Work instructions:
Transcribe the entries that follow, word for word.

§ §

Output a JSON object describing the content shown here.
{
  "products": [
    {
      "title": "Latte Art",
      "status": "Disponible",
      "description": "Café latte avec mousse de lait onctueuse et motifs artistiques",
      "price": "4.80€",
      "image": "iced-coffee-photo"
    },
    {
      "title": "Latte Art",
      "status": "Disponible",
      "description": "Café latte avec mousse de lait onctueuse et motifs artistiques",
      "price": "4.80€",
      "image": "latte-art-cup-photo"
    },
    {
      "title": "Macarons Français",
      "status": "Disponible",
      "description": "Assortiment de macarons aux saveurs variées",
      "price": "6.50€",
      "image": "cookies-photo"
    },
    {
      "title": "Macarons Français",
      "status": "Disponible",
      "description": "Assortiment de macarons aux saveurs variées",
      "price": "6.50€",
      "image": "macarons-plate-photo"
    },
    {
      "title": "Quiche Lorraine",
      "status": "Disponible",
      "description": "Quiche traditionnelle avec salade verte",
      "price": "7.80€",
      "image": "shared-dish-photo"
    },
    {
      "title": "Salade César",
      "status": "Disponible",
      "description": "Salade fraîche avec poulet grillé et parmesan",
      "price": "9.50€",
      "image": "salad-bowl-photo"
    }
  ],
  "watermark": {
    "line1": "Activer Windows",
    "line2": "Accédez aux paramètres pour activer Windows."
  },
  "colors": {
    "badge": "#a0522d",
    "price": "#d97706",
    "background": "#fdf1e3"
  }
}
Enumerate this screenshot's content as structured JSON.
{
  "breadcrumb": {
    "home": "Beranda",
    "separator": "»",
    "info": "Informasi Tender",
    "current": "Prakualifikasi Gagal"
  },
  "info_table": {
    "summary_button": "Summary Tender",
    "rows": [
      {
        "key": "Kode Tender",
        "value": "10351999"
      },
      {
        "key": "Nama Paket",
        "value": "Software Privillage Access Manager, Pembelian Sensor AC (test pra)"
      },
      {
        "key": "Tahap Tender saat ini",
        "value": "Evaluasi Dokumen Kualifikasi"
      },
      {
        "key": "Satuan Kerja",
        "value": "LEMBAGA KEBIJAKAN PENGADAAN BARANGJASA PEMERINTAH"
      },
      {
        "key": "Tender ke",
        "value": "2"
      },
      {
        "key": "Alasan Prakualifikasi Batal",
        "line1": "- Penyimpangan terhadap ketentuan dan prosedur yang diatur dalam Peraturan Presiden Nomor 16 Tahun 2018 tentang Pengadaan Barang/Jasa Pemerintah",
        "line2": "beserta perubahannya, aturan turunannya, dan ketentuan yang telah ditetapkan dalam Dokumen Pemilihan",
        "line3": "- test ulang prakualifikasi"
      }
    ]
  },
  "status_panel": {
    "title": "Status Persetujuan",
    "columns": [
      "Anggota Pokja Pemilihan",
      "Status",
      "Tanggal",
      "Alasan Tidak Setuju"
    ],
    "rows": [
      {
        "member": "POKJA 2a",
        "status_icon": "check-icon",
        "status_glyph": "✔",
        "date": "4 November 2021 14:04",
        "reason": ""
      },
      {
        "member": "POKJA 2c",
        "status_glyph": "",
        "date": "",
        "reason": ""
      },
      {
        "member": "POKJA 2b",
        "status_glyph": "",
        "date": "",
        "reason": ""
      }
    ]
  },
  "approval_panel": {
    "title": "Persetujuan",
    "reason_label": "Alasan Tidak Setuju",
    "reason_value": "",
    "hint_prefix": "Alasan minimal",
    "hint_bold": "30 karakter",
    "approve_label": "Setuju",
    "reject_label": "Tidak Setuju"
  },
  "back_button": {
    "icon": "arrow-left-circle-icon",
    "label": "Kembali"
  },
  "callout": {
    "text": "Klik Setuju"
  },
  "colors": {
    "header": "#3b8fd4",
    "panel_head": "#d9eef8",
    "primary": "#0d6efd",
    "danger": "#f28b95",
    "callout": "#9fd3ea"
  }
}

§ §

The reply:
Output a JSON object describing the content shown here.
{
  "products": [
    {
      "title": "Latte Art",
      "status": "Disponible",
      "description": "Café latte avec mousse de lait onctueuse et motifs artistiques",
      "price": "4.80€",
      "image": "iced-coffee-photo"
    },
    {
      "title": "Latte Art",
      "status": "Disponible",
      "description": "Café latte avec mousse de lait onctueuse et motifs artistiques",
      "price": "4.80€",
      "image": "latte-art-cup-photo"
    },
    {
      "title": "Macarons Français",
      "status": "Disponible",
      "description": "Assortiment de macarons aux saveurs variées",
      "price": "6.50€",
      "image": "cookies-photo"
    },
    {
      "title": "Macarons Français",
      "status": "Disponible",
      "description": "Assortiment de macarons aux saveurs variées",
      "price": "6.50€",
      "image": "macarons-plate-photo"
    },
    {
      "title": "Quiche Lorraine",
      "status": "Disponible",
      "description": "Quiche traditionnelle avec salade verte",
      "price": "7.80€",
      "image": "shared-dish-photo"
    },
    {
      "title": "Salade César",
      "status": "Disponible",
      "description": "Salade fraîche avec poulet grillé et parmesan",
      "price": "9.50€",
      "image": "salad-bowl-photo"
    }
  ],
  "watermark": {
    "line1": "Activer Windows",
    "line2": "Accédez aux paramètres pour activer Windows."
  },
  "colors": {
    "badge": "#a0522d",
    "price": "#d97706",
    "background": "#fdf1e3"
  }
}
Enumerate this screenshot's content as structured JSON.
{
  "breadcrumb": {
    "home": "Beranda",
    "separator": "»",
    "info": "Informasi Tender",
    "current": "Prakualifikasi Gagal"
  },
  "info_table": {
    "summary_button": "Summary Tender",
    "rows": [
      {
        "key": "Kode Tender",
        "value": "10351999"
      },
      {
        "key": "Nama Paket",
        "value": "Software Privillage Access Manager, Pembelian Sensor AC (test pra)"
      },
      {
        "key": "Tahap Tender saat ini",
        "value": "Evaluasi Dokumen Kualifikasi"
      },
      {
        "key": "Satuan Kerja",
        "value": "LEMBAGA KEBIJAKAN PENGADAAN BARANGJASA PEMERINTAH"
      },
      {
        "key": "Tender ke",
        "value": "2"
      },
      {
        "key": "Alasan Prakualifikasi Batal",
        "line1": "- Penyimpangan terhadap ketentuan dan prosedur yang diatur dalam Peraturan Presiden Nomor 16 Tahun 2018 tentang Pengadaan Barang/Jasa Pemerintah",
        "line2": "beserta perubahannya, aturan turunannya, dan ketentuan yang telah ditetapkan dalam Dokumen Pemilihan",
        "line3": "- test ulang prakualifikasi"
      }
    ]
  },
  "status_panel": {
    "title": "Status Persetujuan",
    "columns": [
      "Anggota Pokja Pemilihan",
      "Status",
      "Tanggal",
      "Alasan Tidak Setuju"
    ],
    "rows": [
      {
        "member": "POKJA 2a",
        "status_icon": "check-icon",
        "status_glyph": "✔",
        "date": "4 November 2021 14:04",
        "reason": ""
      },
      {
        "member": "POKJA 2c",
        "status_glyph": "",
        "date": "",
        "reason": ""
      },
      {
        "member": "POKJA 2b",
        "status_glyph": "",
        "date": "",
        "reason": ""
      }
    ]
  },
  "approval_panel": {
    "title": "Persetujuan",
    "reason_label": "Alasan Tidak Setuju",
    "reason_value": "",
    "hint_prefix": "Alasan minimal",
    "hint_bold": "30 karakter",
    "approve_label": "Setuju",
    "reject_label": "Tidak Setuju"
  },
  "back_button": {
    "icon": "arrow-left-circle-icon",
    "label": "Kembali"
  },
  "callout": {
    "text": "Klik Setuju"
  },
  "colors": {
    "header": "#3b8fd4",
    "panel_head": "#d9eef8",
    "primary": "#0d6efd",
    "danger": "#f28b95",
    "callout": "#9fd3ea"
  }
}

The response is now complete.